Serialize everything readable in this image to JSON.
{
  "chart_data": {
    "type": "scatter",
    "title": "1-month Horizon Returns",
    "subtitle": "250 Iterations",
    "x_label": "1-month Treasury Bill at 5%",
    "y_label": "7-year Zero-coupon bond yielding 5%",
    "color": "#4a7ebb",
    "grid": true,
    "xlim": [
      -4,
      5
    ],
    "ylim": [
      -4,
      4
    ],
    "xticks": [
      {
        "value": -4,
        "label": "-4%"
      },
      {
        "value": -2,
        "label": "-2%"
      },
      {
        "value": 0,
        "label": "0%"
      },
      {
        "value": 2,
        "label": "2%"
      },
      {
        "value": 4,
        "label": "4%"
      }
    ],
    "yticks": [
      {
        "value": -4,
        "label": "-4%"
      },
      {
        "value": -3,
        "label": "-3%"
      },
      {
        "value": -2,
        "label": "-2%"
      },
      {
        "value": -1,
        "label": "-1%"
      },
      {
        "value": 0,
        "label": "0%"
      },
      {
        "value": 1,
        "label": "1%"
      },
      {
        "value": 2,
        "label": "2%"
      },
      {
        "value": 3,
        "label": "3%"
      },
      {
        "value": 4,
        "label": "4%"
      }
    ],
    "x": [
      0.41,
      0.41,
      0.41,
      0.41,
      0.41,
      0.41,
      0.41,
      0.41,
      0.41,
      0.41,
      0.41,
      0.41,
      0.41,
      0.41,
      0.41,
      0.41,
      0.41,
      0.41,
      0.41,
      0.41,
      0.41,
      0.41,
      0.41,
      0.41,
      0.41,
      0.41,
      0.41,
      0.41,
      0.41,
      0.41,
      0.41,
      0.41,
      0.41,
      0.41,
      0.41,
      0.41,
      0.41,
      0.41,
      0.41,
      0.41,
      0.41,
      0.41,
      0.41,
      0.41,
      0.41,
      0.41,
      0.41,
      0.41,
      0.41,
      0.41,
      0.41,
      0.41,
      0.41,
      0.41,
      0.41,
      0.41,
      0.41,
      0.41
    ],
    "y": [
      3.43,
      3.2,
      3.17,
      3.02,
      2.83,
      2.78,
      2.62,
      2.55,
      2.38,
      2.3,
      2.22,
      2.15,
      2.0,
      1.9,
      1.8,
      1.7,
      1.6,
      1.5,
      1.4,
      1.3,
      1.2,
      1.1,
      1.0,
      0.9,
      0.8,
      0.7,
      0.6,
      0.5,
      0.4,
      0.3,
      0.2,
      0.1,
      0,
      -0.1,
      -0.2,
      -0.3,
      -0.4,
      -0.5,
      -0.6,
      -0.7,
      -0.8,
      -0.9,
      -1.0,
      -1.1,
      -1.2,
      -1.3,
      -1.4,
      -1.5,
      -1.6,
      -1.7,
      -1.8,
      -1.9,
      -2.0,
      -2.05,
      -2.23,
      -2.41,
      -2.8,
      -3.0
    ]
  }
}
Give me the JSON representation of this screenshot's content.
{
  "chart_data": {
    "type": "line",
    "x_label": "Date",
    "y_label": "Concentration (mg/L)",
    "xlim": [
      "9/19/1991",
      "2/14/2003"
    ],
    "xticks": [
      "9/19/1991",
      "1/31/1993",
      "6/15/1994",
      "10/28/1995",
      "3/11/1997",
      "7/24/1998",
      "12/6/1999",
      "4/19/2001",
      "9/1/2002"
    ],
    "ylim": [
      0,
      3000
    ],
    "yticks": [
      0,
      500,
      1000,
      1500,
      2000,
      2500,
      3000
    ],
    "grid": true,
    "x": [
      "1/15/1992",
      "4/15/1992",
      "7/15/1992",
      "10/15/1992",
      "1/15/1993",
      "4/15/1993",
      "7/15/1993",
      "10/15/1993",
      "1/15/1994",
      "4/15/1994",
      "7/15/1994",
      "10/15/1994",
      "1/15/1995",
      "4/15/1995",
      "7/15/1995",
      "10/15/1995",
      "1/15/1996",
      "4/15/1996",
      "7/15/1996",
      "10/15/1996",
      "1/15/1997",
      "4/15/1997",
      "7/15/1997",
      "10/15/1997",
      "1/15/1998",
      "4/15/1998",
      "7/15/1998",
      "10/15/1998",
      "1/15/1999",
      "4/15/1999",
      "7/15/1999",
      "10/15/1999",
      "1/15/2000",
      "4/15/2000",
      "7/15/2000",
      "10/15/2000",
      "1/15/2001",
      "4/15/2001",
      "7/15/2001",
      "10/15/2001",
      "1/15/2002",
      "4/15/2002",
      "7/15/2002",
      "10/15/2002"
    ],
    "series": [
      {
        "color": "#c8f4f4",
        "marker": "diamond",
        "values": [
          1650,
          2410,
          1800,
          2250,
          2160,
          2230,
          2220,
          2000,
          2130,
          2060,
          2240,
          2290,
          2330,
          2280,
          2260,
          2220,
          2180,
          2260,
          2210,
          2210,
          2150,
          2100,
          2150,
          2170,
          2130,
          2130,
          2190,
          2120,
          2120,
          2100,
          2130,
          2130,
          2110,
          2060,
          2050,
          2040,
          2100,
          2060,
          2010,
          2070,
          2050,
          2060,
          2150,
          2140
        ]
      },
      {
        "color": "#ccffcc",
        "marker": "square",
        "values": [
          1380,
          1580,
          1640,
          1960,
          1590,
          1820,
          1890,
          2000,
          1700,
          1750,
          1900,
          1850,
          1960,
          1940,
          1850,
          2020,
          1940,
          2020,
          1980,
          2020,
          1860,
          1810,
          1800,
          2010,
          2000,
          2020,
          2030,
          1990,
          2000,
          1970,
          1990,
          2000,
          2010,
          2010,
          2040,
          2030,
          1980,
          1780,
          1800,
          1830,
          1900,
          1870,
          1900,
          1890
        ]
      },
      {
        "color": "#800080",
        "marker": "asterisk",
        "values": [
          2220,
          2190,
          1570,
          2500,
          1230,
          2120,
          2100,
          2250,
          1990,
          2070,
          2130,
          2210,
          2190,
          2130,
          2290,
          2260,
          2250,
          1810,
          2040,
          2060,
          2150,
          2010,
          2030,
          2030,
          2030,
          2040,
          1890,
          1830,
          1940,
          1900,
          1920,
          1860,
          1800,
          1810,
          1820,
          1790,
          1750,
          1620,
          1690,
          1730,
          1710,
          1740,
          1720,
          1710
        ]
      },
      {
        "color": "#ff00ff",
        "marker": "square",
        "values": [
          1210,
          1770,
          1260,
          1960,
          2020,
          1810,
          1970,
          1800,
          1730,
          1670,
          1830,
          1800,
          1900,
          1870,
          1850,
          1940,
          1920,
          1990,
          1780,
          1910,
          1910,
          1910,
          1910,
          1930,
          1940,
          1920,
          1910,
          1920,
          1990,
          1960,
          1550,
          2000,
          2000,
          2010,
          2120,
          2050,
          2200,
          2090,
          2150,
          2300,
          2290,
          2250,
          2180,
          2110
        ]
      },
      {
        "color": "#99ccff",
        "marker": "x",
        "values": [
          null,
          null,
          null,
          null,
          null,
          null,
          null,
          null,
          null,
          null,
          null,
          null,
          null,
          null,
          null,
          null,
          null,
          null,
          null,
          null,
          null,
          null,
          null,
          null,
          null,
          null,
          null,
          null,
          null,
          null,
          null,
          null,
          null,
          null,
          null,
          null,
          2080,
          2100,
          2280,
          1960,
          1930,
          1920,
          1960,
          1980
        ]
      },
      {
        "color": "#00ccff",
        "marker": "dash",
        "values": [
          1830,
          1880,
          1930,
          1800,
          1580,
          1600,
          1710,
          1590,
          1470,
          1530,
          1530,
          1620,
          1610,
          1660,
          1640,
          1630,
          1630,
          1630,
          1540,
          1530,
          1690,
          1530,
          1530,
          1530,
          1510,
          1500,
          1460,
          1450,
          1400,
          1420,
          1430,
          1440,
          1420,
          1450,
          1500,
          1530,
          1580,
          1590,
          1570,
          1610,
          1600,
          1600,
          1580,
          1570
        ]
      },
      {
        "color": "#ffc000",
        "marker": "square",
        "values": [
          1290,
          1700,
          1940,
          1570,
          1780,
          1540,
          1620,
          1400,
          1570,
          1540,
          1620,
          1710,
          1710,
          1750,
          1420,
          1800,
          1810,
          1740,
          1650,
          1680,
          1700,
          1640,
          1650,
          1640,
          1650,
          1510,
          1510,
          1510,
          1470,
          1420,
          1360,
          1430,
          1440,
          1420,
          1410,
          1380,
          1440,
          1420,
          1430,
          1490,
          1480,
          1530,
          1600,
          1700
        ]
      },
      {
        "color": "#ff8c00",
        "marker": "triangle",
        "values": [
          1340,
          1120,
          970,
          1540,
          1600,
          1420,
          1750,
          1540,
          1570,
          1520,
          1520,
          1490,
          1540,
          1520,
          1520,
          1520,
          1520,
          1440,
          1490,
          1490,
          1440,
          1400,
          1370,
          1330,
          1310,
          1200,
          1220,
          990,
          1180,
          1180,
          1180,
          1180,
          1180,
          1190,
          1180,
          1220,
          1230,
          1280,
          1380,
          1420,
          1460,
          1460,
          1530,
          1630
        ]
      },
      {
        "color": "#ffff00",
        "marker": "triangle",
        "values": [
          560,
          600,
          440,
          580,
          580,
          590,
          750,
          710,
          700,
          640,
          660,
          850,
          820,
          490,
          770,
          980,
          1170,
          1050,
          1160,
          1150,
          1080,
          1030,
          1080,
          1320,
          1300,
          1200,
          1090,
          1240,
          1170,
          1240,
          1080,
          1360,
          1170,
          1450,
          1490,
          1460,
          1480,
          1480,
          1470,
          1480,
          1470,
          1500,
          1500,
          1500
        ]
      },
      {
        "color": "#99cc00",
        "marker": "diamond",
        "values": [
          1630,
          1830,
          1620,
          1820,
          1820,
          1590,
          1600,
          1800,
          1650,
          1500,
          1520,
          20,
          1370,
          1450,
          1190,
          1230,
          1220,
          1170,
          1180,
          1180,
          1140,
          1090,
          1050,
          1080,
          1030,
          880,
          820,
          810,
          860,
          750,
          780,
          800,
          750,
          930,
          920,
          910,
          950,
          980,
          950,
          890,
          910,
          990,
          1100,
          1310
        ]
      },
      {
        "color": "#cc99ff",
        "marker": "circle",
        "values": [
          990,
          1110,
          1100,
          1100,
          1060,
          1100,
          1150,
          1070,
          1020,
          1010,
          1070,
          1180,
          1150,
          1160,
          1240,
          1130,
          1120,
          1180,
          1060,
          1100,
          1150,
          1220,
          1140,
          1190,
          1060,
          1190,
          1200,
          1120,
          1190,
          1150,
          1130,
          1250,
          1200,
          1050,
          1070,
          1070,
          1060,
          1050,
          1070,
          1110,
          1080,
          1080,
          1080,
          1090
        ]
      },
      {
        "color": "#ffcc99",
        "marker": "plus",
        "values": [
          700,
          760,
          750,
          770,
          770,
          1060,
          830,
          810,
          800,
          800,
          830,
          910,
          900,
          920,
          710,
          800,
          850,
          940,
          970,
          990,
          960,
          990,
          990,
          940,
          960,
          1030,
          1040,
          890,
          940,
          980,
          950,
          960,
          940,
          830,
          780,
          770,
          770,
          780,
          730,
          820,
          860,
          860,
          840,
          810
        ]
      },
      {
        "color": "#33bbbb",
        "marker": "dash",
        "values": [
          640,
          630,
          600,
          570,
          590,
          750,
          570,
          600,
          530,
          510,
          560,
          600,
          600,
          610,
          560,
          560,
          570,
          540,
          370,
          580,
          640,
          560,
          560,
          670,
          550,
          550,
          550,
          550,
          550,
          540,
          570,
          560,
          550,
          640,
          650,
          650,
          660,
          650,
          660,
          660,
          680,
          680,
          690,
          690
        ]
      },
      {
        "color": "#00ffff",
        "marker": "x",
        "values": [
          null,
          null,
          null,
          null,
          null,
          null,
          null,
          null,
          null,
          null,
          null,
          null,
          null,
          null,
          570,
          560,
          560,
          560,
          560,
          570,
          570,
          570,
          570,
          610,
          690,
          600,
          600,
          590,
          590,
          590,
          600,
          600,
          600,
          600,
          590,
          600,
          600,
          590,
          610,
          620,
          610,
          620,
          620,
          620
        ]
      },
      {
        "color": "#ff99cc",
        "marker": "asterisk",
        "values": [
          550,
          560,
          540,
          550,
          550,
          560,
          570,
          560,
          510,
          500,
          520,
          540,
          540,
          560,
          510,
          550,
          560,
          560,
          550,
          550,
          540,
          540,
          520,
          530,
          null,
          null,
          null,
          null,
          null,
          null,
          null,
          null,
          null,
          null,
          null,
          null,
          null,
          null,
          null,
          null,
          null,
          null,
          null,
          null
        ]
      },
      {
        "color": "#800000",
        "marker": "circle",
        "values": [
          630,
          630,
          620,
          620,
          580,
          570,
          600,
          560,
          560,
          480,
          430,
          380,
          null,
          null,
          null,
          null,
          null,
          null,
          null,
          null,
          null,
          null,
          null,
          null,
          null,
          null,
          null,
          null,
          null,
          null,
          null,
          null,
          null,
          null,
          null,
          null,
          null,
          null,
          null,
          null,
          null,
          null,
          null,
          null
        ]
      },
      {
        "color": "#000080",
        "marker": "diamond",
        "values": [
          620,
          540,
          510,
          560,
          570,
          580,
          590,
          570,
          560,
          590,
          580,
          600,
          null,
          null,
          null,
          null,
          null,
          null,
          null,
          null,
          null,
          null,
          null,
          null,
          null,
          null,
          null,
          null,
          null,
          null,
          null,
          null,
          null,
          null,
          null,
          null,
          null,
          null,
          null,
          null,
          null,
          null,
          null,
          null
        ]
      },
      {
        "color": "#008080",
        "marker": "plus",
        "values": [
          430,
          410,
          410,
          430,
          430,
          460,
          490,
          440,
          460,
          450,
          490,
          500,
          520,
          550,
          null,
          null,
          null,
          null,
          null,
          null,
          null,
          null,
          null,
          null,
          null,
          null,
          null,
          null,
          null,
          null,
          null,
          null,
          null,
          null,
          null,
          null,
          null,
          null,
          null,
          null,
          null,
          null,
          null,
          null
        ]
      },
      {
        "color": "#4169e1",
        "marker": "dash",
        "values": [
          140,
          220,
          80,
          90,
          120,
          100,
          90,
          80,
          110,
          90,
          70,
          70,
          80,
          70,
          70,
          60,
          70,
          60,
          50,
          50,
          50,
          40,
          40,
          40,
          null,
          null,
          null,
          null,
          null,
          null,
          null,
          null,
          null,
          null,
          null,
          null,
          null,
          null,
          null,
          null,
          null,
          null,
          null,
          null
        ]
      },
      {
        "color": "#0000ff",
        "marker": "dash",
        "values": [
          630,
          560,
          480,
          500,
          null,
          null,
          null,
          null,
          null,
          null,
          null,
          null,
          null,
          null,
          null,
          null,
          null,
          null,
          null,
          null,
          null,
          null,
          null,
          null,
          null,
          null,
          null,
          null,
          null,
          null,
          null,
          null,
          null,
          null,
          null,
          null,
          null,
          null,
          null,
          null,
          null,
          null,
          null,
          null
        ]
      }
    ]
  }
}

> [What is asked]: Identify the lines of the entries containing the string "month". Copy each such line.

> [Written answer]:
    "title": "1-month Horizon Returns",
    "x_label": "1-month Treasury Bill at 5%",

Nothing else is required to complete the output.